↓
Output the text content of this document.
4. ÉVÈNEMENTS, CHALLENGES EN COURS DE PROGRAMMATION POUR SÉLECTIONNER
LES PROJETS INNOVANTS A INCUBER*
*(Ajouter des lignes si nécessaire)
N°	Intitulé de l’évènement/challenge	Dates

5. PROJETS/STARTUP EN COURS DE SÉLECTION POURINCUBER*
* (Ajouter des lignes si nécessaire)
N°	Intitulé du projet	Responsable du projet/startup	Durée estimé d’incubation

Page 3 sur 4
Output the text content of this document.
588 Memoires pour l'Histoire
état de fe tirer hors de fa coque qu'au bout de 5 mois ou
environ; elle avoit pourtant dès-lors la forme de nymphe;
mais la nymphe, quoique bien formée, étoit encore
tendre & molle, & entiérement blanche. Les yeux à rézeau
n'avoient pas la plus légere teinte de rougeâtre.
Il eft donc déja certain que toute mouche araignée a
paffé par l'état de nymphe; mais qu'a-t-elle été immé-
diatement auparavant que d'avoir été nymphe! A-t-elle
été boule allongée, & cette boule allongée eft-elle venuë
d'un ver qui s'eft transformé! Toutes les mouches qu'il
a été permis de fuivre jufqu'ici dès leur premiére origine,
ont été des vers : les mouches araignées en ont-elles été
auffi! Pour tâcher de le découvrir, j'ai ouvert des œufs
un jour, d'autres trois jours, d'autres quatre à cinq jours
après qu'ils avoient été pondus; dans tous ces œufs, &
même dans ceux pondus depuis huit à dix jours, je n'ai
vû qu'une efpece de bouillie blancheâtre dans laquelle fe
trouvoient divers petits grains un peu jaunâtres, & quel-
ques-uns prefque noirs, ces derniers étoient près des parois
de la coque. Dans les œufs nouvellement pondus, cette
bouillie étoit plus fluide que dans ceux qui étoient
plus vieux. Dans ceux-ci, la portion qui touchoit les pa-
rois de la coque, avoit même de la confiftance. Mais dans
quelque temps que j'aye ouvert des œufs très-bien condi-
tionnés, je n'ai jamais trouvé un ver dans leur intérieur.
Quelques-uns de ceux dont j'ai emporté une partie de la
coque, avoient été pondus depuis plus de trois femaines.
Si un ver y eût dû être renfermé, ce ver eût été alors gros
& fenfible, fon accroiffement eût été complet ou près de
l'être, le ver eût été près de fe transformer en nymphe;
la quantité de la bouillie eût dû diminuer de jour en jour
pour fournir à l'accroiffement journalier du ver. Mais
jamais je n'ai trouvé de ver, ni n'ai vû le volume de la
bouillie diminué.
↑
Aim:
Repeat the entries shown above, every one, word for word.

Solution to this problem:
Output the text content of this document.
4. ÉVÈNEMENTS, CHALLENGES EN COURS DE PROGRAMMATION POUR SÉLECTIONNER
LES PROJETS INNOVANTS A INCUBER*
*(Ajouter des lignes si nécessaire)
N°	Intitulé de l’évènement/challenge	Dates

5. PROJETS/STARTUP EN COURS DE SÉLECTION POURINCUBER*
* (Ajouter des lignes si nécessaire)
N°	Intitulé du projet	Responsable du projet/startup	Durée estimé d’incubation

Page 3 sur 4
Output the text content of this document.
588 Memoires pour l'Histoire
état de fe tirer hors de fa coque qu'au bout de 5 mois ou
environ; elle avoit pourtant dès-lors la forme de nymphe;
mais la nymphe, quoique bien formée, étoit encore
tendre & molle, & entiérement blanche. Les yeux à rézeau
n'avoient pas la plus légere teinte de rougeâtre.
Il eft donc déja certain que toute mouche araignée a
paffé par l'état de nymphe; mais qu'a-t-elle été immé-
diatement auparavant que d'avoir été nymphe! A-t-elle
été boule allongée, & cette boule allongée eft-elle venuë
d'un ver qui s'eft transformé! Toutes les mouches qu'il
a été permis de fuivre jufqu'ici dès leur premiére origine,
ont été des vers : les mouches araignées en ont-elles été
auffi! Pour tâcher de le découvrir, j'ai ouvert des œufs
un jour, d'autres trois jours, d'autres quatre à cinq jours
après qu'ils avoient été pondus; dans tous ces œufs, &
même dans ceux pondus depuis huit à dix jours, je n'ai
vû qu'une efpece de bouillie blancheâtre dans laquelle fe
trouvoient divers petits grains un peu jaunâtres, & quel-
ques-uns prefque noirs, ces derniers étoient près des parois
de la coque. Dans les œufs nouvellement pondus, cette
bouillie étoit plus fluide que dans ceux qui étoient
plus vieux. Dans ceux-ci, la portion qui touchoit les pa-
rois de la coque, avoit même de la confiftance. Mais dans
quelque temps que j'aye ouvert des œufs très-bien condi-
tionnés, je n'ai jamais trouvé un ver dans leur intérieur.
Quelques-uns de ceux dont j'ai emporté une partie de la
coque, avoient été pondus depuis plus de trois femaines.
Si un ver y eût dû être renfermé, ce ver eût été alors gros
& fenfible, fon accroiffement eût été complet ou près de
l'être, le ver eût été près de fe transformer en nymphe;
la quantité de la bouillie eût dû diminuer de jour en jour
pour fournir à l'accroiffement journalier du ver. Mais
jamais je n'ai trouvé de ver, ni n'ai vû le volume de la
bouillie diminué.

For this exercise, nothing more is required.